■ **Your goal**:
Say how many lines include the word "并进行优化", using only a number.

Stored records:

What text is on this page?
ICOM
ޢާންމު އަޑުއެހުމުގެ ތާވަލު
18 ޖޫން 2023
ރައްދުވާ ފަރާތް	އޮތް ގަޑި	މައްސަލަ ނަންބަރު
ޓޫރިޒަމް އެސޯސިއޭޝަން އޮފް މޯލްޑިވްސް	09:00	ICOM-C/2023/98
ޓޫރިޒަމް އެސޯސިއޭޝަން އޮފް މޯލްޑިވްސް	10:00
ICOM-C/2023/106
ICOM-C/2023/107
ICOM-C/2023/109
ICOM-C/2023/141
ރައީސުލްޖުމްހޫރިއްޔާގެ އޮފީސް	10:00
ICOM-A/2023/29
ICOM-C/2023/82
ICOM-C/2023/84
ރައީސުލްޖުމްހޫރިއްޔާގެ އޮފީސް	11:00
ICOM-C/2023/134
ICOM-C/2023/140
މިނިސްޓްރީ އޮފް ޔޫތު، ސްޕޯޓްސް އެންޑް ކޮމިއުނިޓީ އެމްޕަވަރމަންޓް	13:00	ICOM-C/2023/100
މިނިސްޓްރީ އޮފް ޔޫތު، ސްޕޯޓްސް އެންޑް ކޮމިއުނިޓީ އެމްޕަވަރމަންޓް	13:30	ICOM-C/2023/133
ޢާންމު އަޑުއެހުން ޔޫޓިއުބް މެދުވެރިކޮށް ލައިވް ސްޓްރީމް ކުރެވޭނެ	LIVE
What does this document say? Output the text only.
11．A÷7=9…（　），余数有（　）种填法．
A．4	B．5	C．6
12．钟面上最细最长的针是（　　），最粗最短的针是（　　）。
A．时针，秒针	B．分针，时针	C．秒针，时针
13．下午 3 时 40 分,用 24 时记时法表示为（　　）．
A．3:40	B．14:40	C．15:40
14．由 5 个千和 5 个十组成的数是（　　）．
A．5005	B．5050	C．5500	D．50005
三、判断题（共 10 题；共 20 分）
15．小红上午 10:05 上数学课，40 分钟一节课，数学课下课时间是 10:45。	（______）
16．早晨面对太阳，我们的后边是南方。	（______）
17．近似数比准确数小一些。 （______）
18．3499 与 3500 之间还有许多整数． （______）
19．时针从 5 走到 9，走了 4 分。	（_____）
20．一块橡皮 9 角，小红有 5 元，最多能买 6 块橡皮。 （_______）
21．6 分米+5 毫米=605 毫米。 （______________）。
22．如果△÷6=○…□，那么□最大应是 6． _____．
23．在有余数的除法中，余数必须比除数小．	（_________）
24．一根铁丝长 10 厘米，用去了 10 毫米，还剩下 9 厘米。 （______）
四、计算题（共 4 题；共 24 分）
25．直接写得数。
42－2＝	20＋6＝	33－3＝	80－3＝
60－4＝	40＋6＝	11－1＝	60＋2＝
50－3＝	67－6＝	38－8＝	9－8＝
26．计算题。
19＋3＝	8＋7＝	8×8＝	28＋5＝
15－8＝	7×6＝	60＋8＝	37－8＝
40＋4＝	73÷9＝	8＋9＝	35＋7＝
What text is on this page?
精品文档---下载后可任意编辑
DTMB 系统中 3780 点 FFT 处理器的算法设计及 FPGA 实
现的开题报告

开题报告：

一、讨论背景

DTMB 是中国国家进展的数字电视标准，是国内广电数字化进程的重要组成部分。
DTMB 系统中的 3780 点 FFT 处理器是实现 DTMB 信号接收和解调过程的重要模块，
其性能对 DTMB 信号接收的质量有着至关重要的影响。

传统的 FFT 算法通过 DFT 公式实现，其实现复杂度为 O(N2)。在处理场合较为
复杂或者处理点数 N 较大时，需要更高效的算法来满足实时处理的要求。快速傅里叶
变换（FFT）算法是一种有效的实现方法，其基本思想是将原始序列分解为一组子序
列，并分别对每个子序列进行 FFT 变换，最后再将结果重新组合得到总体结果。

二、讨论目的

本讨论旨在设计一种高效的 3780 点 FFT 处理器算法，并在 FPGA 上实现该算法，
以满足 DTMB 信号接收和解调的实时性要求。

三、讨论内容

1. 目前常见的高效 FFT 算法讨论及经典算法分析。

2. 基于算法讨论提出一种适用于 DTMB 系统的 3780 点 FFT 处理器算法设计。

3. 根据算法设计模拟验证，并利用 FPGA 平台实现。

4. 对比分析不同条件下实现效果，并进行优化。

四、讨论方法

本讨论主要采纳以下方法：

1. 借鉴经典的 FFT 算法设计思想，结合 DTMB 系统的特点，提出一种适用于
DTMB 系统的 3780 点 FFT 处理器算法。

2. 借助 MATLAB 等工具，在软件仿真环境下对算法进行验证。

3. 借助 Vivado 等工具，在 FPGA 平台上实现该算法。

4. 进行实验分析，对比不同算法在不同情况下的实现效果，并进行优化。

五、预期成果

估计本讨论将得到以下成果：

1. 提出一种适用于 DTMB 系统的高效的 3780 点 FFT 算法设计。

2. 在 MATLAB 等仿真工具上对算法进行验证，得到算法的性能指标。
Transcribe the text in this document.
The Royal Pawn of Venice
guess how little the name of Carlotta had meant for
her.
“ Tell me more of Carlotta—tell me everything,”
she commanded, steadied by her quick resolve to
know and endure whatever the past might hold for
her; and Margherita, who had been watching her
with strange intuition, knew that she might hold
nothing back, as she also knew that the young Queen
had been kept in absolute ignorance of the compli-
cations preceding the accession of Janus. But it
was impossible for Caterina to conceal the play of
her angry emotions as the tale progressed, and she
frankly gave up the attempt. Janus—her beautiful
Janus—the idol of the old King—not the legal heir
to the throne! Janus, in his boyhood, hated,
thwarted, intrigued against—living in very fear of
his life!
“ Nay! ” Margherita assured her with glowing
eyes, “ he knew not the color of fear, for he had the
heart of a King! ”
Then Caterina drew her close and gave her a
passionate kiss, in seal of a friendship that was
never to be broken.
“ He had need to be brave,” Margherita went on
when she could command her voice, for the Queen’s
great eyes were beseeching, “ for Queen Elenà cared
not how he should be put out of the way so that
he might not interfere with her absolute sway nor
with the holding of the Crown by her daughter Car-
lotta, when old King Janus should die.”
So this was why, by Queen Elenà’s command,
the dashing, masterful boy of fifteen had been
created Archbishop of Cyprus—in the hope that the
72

■ **Answer**:
2